**LIST OF TASKS:**
A) In the overview of fraud detection classifiers, why is Quadratic Discriminant Analysis considered a generative model? Answer in one to three sentences.
B) Write the next part of the overview of fraud detection classifiers, picking up after its last sentence.

Random Forest (RF): Random Forests are an ensemble learning method that constructs a multitude of decision trees at training time. For classification tasks, the forest outputs the class that is the mode of the classes of the individual trees. For regression tasks, the Forest outputs the mean prediction of the individual trees. The Random Forest algorithm has demonstrated its proficiency in identifying fraudulent activities in financial and credit card transactions [40]. One of the key benefits of utilizing this algorithm is its capability to process high-dimensional and imbalanced datasets, which are prevalent in fraud detection scenarios [42]. Furthermore, it gives an insight into the most vital features for fraud detection by providing feature importance information.
Multilayer perceptron (MLP): A multilayer perceptron is a type of artificial neural network that can be used for supervised learning. It consists of an input layer, hidden layers, and an output layer. The hidden layers are composed of neurons with a nonlinear activation function. Multilayer perceptrons are commonly used for tasks such as classification and regression. MLP has been used in various fraud detection problems, such as credit card fraud detection and financial fraud detection [40]. However, MLP requires a large number of labeled data to train effectively, which may not always be available in fraud detection problems. Additionally, it can be sensitive to noise, and the choice of architecture, activation functions, and the number of hidden layers are also important for obtaining good results.
AdaBoost: Adaptive Boosting is a machine learning meta-algorithm that can be used to improve the performance of other types of learning algorithms. It does this by combining the outputs of the other learning algorithms (known as ’weak learners’) into a weighted sum that represents the final output of the boosted classifier. AdaBoost is adaptive in that it adjusts subsequent weak learners to favor those instances which were misclassified by previous classifiers. Adaboost was proposed by Yoav Freund and Robert Schapire [43] and won the 2003 Gödel Prize for their work. A study by Randhawa et al. [44] aimed to detect credit card fraud using machine learning algorithms, taking into account the sensitivity of working with real-world credit card information. The research employed a variety of machine learning techniques, including standard neural networks and deep learning models. The study started by testing standard algorithms such as SVM, NB and DL, and then implemented hybrid methods by combining AdaBoost and majority voting techniques. The proposed method achieves good accuracy rates in detecting fraud cases.
Quadratic Discriminant Analysis (QDA): Quadratic discriminant analysis is a statistical classification technique, it is a variant of Linear Discriminant Analysis (LDA). QDA makes assumptions about the distribution of data in each class, and is therefore considered a generative model.
GaussianNB: Naive Bayes (NB) is widely used in financial fraud problems [40]. GaussianNB is based on the assumption that the data are distributed according to a Gaussian distribution, which means that it is clustered around a mean value. The classifier assigns each data point a class label based on the class with the highest probability of occurring.

**RECORD EXTRACTS:**
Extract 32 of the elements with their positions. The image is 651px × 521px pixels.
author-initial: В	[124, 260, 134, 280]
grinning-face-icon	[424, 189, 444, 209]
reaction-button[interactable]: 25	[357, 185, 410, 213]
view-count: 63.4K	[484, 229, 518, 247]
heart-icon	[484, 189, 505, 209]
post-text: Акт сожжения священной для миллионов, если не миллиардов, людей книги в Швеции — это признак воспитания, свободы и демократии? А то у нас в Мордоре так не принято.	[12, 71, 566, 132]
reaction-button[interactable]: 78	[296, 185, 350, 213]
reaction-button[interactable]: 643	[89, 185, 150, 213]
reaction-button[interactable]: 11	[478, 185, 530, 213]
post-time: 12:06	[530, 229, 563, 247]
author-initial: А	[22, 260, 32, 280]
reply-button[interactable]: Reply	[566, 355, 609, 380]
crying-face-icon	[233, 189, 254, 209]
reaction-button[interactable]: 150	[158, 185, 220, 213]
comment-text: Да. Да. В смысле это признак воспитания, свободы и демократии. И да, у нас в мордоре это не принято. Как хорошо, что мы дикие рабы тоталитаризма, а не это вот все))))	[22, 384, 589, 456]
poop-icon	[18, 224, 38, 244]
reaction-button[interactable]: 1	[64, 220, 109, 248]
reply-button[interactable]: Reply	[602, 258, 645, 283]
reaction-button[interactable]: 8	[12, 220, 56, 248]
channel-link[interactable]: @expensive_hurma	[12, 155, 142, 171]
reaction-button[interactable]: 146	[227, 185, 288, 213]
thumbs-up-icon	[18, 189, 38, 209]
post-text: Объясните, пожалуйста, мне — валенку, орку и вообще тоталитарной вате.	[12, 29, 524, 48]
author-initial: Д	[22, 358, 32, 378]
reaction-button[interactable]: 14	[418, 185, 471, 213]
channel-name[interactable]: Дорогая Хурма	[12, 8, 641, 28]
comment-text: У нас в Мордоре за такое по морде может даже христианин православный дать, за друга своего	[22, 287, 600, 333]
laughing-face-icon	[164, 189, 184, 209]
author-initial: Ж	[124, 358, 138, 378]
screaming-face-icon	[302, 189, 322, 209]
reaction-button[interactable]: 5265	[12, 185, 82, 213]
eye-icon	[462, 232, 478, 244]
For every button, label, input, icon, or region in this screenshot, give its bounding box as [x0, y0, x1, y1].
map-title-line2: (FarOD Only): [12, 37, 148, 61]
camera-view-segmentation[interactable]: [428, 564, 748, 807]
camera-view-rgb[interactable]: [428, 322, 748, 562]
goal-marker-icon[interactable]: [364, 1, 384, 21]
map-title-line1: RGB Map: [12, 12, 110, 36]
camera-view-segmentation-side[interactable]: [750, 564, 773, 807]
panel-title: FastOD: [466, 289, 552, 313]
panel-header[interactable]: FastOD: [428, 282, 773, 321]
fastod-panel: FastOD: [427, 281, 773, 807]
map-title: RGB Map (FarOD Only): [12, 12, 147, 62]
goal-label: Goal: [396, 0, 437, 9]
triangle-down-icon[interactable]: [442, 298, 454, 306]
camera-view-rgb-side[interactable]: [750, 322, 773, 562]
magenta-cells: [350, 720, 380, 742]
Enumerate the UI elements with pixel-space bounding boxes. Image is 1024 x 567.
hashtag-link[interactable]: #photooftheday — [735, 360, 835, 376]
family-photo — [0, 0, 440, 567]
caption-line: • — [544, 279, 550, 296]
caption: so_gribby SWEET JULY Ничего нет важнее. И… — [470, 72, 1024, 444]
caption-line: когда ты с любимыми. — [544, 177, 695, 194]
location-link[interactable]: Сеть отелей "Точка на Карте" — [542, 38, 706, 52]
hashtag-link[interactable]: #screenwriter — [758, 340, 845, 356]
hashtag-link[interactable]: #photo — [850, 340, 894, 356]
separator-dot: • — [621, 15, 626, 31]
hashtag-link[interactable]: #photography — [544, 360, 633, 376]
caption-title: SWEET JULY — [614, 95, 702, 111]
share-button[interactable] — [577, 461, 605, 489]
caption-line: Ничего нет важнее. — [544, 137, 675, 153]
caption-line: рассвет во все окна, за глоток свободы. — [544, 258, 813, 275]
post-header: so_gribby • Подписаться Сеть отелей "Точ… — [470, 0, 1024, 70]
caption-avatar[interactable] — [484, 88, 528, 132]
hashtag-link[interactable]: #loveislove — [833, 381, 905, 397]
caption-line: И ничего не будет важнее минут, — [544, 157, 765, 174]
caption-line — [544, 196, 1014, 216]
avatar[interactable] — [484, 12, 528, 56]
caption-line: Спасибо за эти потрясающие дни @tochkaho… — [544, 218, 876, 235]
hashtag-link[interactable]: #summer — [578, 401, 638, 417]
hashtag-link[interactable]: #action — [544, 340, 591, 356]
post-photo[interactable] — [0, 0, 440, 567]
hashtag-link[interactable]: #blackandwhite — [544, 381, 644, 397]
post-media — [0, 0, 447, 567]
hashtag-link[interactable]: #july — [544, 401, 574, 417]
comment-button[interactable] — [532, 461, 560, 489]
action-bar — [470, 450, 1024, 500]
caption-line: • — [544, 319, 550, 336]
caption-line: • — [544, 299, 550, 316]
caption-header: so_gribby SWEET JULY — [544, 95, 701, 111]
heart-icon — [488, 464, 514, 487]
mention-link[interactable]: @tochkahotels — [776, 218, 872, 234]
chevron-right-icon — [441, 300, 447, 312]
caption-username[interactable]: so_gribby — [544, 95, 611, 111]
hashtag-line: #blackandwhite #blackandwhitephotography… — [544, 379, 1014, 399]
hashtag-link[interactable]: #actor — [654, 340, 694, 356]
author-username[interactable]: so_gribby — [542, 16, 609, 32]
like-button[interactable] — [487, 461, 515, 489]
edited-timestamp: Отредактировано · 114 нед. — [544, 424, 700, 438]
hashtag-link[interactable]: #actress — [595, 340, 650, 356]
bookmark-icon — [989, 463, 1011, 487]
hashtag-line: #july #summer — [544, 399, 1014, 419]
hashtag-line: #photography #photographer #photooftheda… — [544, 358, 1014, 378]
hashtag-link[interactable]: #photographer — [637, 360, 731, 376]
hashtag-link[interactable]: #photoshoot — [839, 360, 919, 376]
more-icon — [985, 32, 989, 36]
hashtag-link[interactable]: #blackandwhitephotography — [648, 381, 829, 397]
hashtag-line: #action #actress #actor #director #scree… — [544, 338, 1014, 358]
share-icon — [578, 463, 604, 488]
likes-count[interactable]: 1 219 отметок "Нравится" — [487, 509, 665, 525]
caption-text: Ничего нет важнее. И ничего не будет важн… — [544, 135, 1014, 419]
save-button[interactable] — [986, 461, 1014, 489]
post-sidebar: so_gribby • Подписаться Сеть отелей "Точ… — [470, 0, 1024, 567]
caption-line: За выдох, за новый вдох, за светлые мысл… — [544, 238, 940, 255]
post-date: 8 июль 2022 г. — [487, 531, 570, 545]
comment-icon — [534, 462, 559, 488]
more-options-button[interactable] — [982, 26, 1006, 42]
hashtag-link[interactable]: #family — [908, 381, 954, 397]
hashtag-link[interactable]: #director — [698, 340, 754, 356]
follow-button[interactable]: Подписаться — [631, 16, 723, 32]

**OUTPUTS FOR THE TASKS:**
A) Quadratic Discriminant Analysis is considered a generative model because it makes assumptions about how the data in each class are distributed.

B)
3.5. Dataset

According to multiple surveys published in the Coalition Against Insurance Fraud website [45], nearly one in four Americans believe that defrauding insurance is acceptable. If they knew they could get away with it, about one out of every ten Americans would commit insurance fraud. Nearly one in four Americans believe that defrauding insurance is acceptable. One in ten persons feel that it is acceptable to file claims for goods that are not lost, damaged, or destroyed, or for personal injuries that never happened. Two out of every five individuals say they are “not very likely” or “not likely at all” to report someone for defrauding an insurance company. A total of 29 percent of Americans say they would not report an insurance scam committed by a friend. The real dataset used in this reseach study was released by an American insurance company, has 15,420 items with various parameters, such as accident information, automobile model, insurance type, and fault, among others. This dataset’s target class, FraudFound, determines whether a submitted application is fraudulent.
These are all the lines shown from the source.